EXERCISE BRIEF: Each line below must be set down exactly; omit any image you find.

Data entries:
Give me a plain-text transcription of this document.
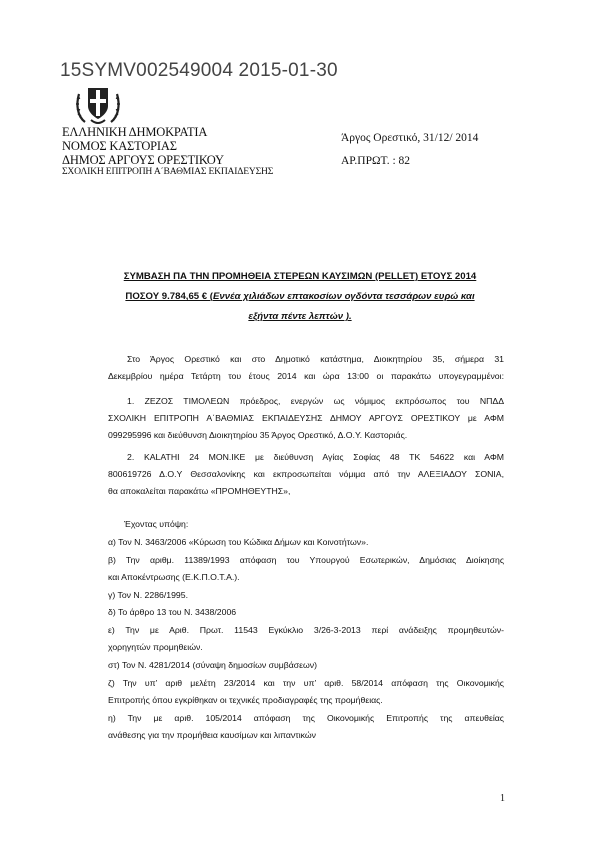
15SYMV002549004 2015-01-30
ΕΛΛΗΝΙΚΗ ΔΗΜΟΚΡΑΤΙΑ
ΝΟΜΟΣ ΚΑΣΤΟΡΙΑΣ
ΔΗΜΟΣ ΑΡΓΟΥΣ ΟΡΕΣΤΙΚΟΥ
ΣΧΟΛΙΚΗ ΕΠΙΤΡΟΠΗ Α΄ΒΑΘΜΙΑΣ ΕΚΠΑΙΔΕΥΣΗΣ
Άργος Ορεστικό, 31/12/ 2014
ΑΡ.ΠΡΩΤ. : 82
ΣΥΜΒΑΣΗ ΠΑ ΤΗΝ ΠΡΟΜΗΘΕΙΑ ΣΤΕΡΕΩΝ ΚΑΥΣΙΜΩΝ (PELLET) ΕΤΟΥΣ 2014
ΠΟΣΟΥ 9.784,65 € (Εννέα χιλιάδων επτακοσίων ογδόντα τεσσάρων ευρώ και
εξήντα πέντε λεπτών ).
Στο Άργος Ορεστικό και στο Δημοτικό κατάστημα, Διοικητηρίου 35, σήμερα 31
Δεκεμβρίου ημέρα Τετάρτη του έτους 2014 και ώρα 13:00 οι παρακάτω υπογεγραμμένοι:
1. ΖΕΖΟΣ ΤΙΜΟΛΕΩΝ πρόεδρος, ενεργών ως νόμιμος εκπρόσωπος του ΝΠΔΔ
ΣΧΟΛΙΚΗ ΕΠΙΤΡΟΠΗ Α΄ΒΑΘΜΙΑΣ ΕΚΠΑΙΔΕΥΣΗΣ ΔΗΜΟΥ ΑΡΓΟΥΣ ΟΡΕΣΤΙΚΟΥ με ΑΦΜ
099295996 και διεύθυνση Διοικητηρίου 35 Άργος Ορεστικό, Δ.Ο.Υ. Καστοριάς.
2. KALATHI 24 ΜΟΝ.ΙΚΕ με διεύθυνση Αγίας Σοφίας 48 ΤΚ 54622 και ΑΦΜ
800619726 Δ.Ο.Υ Θεσσαλονίκης και εκπροσωπείται νόμιμα από την ΑΛΕΞΙΑΔΟΥ ΣΟΝΙΑ,
θα αποκαλείται παρακάτω «ΠΡΟΜΗΘΕΥΤΗΣ»,
Έχοντας υπόψη:
α) Τον Ν. 3463/2006 «Κύρωση του Κώδικα Δήμων και Κοινοτήτων».
β) Την αριθμ. 11389/1993 απόφαση του Υπουργού Εσωτερικών, Δημόσιας Διοίκησης
και Αποκέντρωσης (Ε.Κ.Π.Ο.Τ.Α.).
γ) Τον Ν. 2286/1995.
δ) Το άρθρο 13 του Ν. 3438/2006
ε) Την με Αριθ. Πρωτ. 11543 Εγκύκλιο 3/26-3-2013 περί ανάδειξης προμηθευτών-
χορηγητών προμηθειών.
στ) Τον Ν. 4281/2014 (σύναψη δημοσίων συμβάσεων)
ζ) Την υπ’ αριθ μελέτη 23/2014 και την υπ’ αριθ. 58/2014 απόφαση της Οικονομικής
Επιτροπής όπου εγκρίθηκαν οι τεχνικές προδιαγραφές της προμήθειας.
η) Την με αριθ. 105/2014 απόφαση της Οικονομικής Επιτροπής της απευθείας
ανάθεσης για την προμήθεια καυσίμων και λιπαντικών
1
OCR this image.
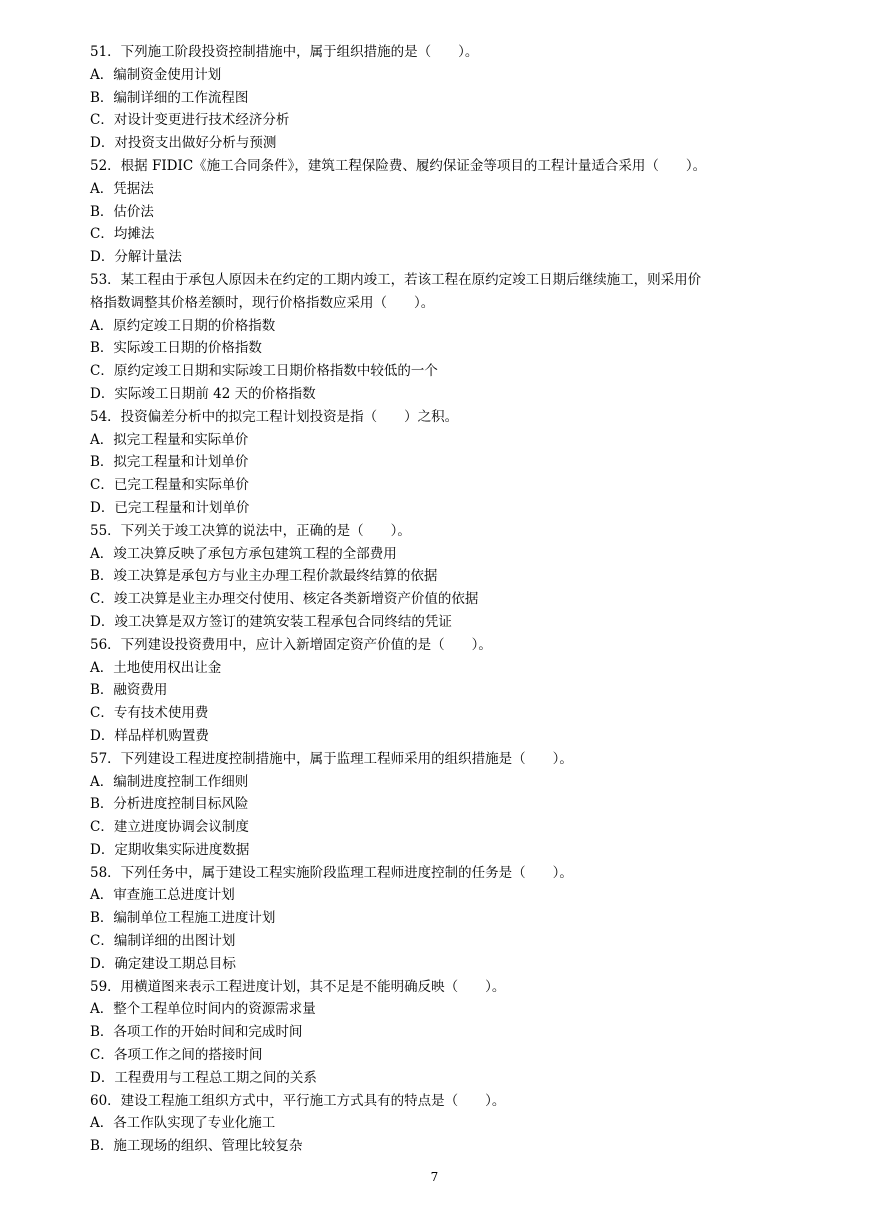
51．下列施工阶段投资控制措施中，属于组织措施的是（　　）。

A．编制资金使用计划

B．编制详细的工作流程图

C．对设计变更进行技术经济分析

D．对投资支出做好分析与预测

52．根据 FIDIC《施工合同条件》，建筑工程保险费、履约保证金等项目的工程计量适合采用（　　）。

A．凭据法

B．估价法

C．均摊法

D．分解计量法

53．某工程由于承包人原因未在约定的工期内竣工，若该工程在原约定竣工日期后继续施工，则采用价

格指数调整其价格差额时，现行价格指数应采用（　　）。

A．原约定竣工日期的价格指数

B．实际竣工日期的价格指数

C．原约定竣工日期和实际竣工日期价格指数中较低的一个

D．实际竣工日期前 42 天的价格指数

54．投资偏差分析中的拟完工程计划投资是指（　　）之积。

A．拟完工程量和实际单价

B．拟完工程量和计划单价

C．已完工程量和实际单价

D．已完工程量和计划单价

55．下列关于竣工决算的说法中，正确的是（　　）。

A．竣工决算反映了承包方承包建筑工程的全部费用

B．竣工决算是承包方与业主办理工程价款最终结算的依据

C．竣工决算是业主办理交付使用、核定各类新增资产价值的依据

D．竣工决算是双方签订的建筑安装工程承包合同终结的凭证

56．下列建设投资费用中，应计入新增固定资产价值的是（　　）。

A．土地使用权出让金

B．融资费用

C．专有技术使用费

D．样品样机购置费

57．下列建设工程进度控制措施中，属于监理工程师采用的组织措施是（　　）。

A．编制进度控制工作细则

B．分析进度控制目标风险

C．建立进度协调会议制度

D．定期收集实际进度数据

58．下列任务中，属于建设工程实施阶段监理工程师进度控制的任务是（　　）。

A．审查施工总进度计划

B．编制单位工程施工进度计划

C．编制详细的出图计划

D．确定建设工期总目标

59．用横道图来表示工程进度计划，其不足是不能明确反映（　　）。

A．整个工程单位时间内的资源需求量

B．各项工作的开始时间和完成时间

C．各项工作之间的搭接时间

D．工程费用与工程总工期之间的关系

60．建设工程施工组织方式中，平行施工方式具有的特点是（　　）。

A．各工作队实现了专业化施工

B．施工现场的组织、管理比较复杂

7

EXERCISE SOLUTION:
Give me a plain-text transcription of this document.
15SYMV002549004 2015-01-30
ΕΛΛΗΝΙΚΗ ΔΗΜΟΚΡΑΤΙΑ
ΝΟΜΟΣ ΚΑΣΤΟΡΙΑΣ
ΔΗΜΟΣ ΑΡΓΟΥΣ ΟΡΕΣΤΙΚΟΥ
ΣΧΟΛΙΚΗ ΕΠΙΤΡΟΠΗ Α΄ΒΑΘΜΙΑΣ ΕΚΠΑΙΔΕΥΣΗΣ
Άργος Ορεστικό, 31/12/ 2014
ΑΡ.ΠΡΩΤ. : 82
ΣΥΜΒΑΣΗ ΠΑ ΤΗΝ ΠΡΟΜΗΘΕΙΑ ΣΤΕΡΕΩΝ ΚΑΥΣΙΜΩΝ (PELLET) ΕΤΟΥΣ 2014
ΠΟΣΟΥ 9.784,65 € (Εννέα χιλιάδων επτακοσίων ογδόντα τεσσάρων ευρώ και
εξήντα πέντε λεπτών ).
Στο Άργος Ορεστικό και στο Δημοτικό κατάστημα, Διοικητηρίου 35, σήμερα 31
Δεκεμβρίου ημέρα Τετάρτη του έτους 2014 και ώρα 13:00 οι παρακάτω υπογεγραμμένοι:
1. ΖΕΖΟΣ ΤΙΜΟΛΕΩΝ πρόεδρος, ενεργών ως νόμιμος εκπρόσωπος του ΝΠΔΔ
ΣΧΟΛΙΚΗ ΕΠΙΤΡΟΠΗ Α΄ΒΑΘΜΙΑΣ ΕΚΠΑΙΔΕΥΣΗΣ ΔΗΜΟΥ ΑΡΓΟΥΣ ΟΡΕΣΤΙΚΟΥ με ΑΦΜ
099295996 και διεύθυνση Διοικητηρίου 35 Άργος Ορεστικό, Δ.Ο.Υ. Καστοριάς.
2. KALATHI 24 ΜΟΝ.ΙΚΕ με διεύθυνση Αγίας Σοφίας 48 ΤΚ 54622 και ΑΦΜ
800619726 Δ.Ο.Υ Θεσσαλονίκης και εκπροσωπείται νόμιμα από την ΑΛΕΞΙΑΔΟΥ ΣΟΝΙΑ,
θα αποκαλείται παρακάτω «ΠΡΟΜΗΘΕΥΤΗΣ»,
Έχοντας υπόψη:
α) Τον Ν. 3463/2006 «Κύρωση του Κώδικα Δήμων και Κοινοτήτων».
β) Την αριθμ. 11389/1993 απόφαση του Υπουργού Εσωτερικών, Δημόσιας Διοίκησης
και Αποκέντρωσης (Ε.Κ.Π.Ο.Τ.Α.).
γ) Τον Ν. 2286/1995.
δ) Το άρθρο 13 του Ν. 3438/2006
ε) Την με Αριθ. Πρωτ. 11543 Εγκύκλιο 3/26-3-2013 περί ανάδειξης προμηθευτών-
χορηγητών προμηθειών.
στ) Τον Ν. 4281/2014 (σύναψη δημοσίων συμβάσεων)
ζ) Την υπ’ αριθ μελέτη 23/2014 και την υπ’ αριθ. 58/2014 απόφαση της Οικονομικής
Επιτροπής όπου εγκρίθηκαν οι τεχνικές προδιαγραφές της προμήθειας.
η) Την με αριθ. 105/2014 απόφαση της Οικονομικής Επιτροπής της απευθείας
ανάθεσης για την προμήθεια καυσίμων και λιπαντικών
1
OCR this image.
51．下列施工阶段投资控制措施中，属于组织措施的是（　　）。

A．编制资金使用计划

B．编制详细的工作流程图

C．对设计变更进行技术经济分析

D．对投资支出做好分析与预测

52．根据 FIDIC《施工合同条件》，建筑工程保险费、履约保证金等项目的工程计量适合采用（　　）。

A．凭据法

B．估价法

C．均摊法

D．分解计量法

53．某工程由于承包人原因未在约定的工期内竣工，若该工程在原约定竣工日期后继续施工，则采用价

格指数调整其价格差额时，现行价格指数应采用（　　）。

A．原约定竣工日期的价格指数

B．实际竣工日期的价格指数

C．原约定竣工日期和实际竣工日期价格指数中较低的一个

D．实际竣工日期前 42 天的价格指数

54．投资偏差分析中的拟完工程计划投资是指（　　）之积。

A．拟完工程量和实际单价

B．拟完工程量和计划单价

C．已完工程量和实际单价

D．已完工程量和计划单价

55．下列关于竣工决算的说法中，正确的是（　　）。

A．竣工决算反映了承包方承包建筑工程的全部费用

B．竣工决算是承包方与业主办理工程价款最终结算的依据

C．竣工决算是业主办理交付使用、核定各类新增资产价值的依据

D．竣工决算是双方签订的建筑安装工程承包合同终结的凭证

56．下列建设投资费用中，应计入新增固定资产价值的是（　　）。

A．土地使用权出让金

B．融资费用

C．专有技术使用费

D．样品样机购置费

57．下列建设工程进度控制措施中，属于监理工程师采用的组织措施是（　　）。

A．编制进度控制工作细则

B．分析进度控制目标风险

C．建立进度协调会议制度

D．定期收集实际进度数据

58．下列任务中，属于建设工程实施阶段监理工程师进度控制的任务是（　　）。

A．审查施工总进度计划

B．编制单位工程施工进度计划

C．编制详细的出图计划

D．确定建设工期总目标

59．用横道图来表示工程进度计划，其不足是不能明确反映（　　）。

A．整个工程单位时间内的资源需求量

B．各项工作的开始时间和完成时间

C．各项工作之间的搭接时间

D．工程费用与工程总工期之间的关系

60．建设工程施工组织方式中，平行施工方式具有的特点是（　　）。

A．各工作队实现了专业化施工

B．施工现场的组织、管理比较复杂

7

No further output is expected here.